Input rows:
+ + + + + + +

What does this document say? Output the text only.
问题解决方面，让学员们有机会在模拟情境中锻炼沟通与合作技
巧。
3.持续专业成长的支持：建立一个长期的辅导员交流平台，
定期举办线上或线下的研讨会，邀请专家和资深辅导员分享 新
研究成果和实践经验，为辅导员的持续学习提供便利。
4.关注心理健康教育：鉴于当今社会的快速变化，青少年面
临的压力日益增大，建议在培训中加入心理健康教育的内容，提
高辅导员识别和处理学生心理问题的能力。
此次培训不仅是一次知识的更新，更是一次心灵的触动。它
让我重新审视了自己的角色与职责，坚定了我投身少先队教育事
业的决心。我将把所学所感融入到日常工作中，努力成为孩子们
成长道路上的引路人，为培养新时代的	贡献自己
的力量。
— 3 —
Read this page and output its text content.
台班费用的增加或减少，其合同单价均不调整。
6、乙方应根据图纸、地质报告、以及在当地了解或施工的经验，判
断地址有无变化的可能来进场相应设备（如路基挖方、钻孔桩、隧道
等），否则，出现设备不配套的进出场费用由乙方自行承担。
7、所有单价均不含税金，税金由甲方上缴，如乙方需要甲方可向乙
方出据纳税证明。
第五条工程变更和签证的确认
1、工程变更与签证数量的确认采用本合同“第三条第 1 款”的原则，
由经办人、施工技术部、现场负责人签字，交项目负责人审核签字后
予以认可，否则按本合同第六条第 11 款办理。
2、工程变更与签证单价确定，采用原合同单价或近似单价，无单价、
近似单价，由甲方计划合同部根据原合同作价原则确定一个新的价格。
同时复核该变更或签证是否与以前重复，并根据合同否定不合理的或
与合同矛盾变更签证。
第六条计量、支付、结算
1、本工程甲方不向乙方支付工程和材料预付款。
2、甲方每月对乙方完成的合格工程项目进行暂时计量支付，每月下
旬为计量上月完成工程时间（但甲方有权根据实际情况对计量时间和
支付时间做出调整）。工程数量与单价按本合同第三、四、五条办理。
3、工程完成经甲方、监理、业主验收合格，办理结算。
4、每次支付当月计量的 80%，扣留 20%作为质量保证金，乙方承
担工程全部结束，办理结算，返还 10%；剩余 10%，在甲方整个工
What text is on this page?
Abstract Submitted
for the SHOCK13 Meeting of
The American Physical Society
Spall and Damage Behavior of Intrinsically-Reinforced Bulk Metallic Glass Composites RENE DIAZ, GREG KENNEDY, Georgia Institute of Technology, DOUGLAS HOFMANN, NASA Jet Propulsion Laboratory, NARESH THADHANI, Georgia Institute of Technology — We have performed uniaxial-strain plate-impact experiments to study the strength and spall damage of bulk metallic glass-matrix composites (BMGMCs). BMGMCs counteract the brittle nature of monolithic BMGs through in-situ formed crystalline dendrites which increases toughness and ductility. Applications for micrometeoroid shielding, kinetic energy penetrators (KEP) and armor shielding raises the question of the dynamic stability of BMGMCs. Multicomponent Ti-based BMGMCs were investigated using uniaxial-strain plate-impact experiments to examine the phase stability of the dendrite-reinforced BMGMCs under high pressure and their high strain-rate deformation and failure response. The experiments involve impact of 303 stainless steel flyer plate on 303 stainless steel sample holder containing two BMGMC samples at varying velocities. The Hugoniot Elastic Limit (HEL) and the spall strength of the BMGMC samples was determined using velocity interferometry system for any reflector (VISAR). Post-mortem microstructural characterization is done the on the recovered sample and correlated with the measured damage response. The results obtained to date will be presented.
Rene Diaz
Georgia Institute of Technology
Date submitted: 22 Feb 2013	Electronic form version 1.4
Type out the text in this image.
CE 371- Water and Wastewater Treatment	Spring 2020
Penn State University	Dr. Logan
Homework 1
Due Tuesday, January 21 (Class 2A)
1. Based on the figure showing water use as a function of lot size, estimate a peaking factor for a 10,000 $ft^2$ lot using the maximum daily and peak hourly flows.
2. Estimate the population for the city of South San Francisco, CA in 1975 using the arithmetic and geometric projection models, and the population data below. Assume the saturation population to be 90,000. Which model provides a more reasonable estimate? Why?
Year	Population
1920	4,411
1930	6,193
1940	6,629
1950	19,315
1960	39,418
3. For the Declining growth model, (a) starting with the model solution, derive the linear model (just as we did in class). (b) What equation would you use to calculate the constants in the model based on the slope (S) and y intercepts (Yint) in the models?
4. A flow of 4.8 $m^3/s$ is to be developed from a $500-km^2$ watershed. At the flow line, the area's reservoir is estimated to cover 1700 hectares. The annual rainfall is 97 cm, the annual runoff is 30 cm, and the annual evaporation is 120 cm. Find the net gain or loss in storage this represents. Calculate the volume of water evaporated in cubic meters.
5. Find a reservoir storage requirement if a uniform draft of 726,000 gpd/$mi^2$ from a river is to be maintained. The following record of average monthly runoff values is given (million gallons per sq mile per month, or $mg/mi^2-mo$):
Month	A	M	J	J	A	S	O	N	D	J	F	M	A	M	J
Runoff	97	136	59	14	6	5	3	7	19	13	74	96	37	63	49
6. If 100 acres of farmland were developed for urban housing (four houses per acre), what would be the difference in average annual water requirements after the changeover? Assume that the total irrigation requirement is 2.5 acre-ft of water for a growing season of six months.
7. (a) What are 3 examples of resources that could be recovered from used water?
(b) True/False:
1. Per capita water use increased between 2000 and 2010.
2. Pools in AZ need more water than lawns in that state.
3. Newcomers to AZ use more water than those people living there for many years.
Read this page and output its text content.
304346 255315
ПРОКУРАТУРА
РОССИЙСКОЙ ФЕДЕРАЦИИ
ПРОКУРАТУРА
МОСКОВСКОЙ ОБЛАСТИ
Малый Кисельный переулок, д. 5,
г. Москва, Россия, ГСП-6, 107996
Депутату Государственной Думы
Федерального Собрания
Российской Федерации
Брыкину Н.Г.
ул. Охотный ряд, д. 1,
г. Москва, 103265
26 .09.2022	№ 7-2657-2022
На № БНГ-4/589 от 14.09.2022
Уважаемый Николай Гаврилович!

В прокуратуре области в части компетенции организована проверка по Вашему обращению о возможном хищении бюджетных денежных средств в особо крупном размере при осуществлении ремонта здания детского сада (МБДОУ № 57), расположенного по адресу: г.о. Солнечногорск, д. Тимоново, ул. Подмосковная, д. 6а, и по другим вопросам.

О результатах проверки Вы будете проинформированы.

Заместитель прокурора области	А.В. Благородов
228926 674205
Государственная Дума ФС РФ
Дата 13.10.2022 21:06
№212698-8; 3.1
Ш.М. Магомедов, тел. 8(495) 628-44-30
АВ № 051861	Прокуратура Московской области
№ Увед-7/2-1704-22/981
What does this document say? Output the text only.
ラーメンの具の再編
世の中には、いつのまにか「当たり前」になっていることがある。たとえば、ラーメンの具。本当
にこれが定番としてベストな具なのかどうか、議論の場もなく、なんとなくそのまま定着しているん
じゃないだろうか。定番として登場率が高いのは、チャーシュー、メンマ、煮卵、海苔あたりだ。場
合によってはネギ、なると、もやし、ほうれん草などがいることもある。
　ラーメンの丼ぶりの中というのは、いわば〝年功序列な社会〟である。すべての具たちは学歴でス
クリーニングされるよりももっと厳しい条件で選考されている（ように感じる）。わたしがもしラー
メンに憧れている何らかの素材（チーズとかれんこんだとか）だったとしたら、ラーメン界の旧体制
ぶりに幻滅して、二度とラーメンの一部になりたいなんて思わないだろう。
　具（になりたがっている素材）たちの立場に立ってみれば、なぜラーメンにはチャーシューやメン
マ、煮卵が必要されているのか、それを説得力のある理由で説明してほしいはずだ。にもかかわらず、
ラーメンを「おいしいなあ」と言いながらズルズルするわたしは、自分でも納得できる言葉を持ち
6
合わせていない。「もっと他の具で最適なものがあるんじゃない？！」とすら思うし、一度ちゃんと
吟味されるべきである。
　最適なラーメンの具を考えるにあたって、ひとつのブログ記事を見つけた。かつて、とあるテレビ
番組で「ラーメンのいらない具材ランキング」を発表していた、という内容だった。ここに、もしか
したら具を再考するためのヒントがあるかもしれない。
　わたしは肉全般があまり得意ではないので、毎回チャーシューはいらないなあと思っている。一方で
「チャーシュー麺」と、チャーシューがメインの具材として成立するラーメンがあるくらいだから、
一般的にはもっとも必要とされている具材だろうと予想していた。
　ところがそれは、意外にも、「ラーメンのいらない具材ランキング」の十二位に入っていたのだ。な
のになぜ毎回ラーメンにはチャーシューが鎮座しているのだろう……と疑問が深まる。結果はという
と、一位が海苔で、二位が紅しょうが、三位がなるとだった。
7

+ + + + + + +

Problem to solve: Show all lines from the listing above in which "than" appears.

Answer to this task:
2. Pools in AZ need more water than lawns in that state.
3. Newcomers to AZ use more water than those people living there for many years.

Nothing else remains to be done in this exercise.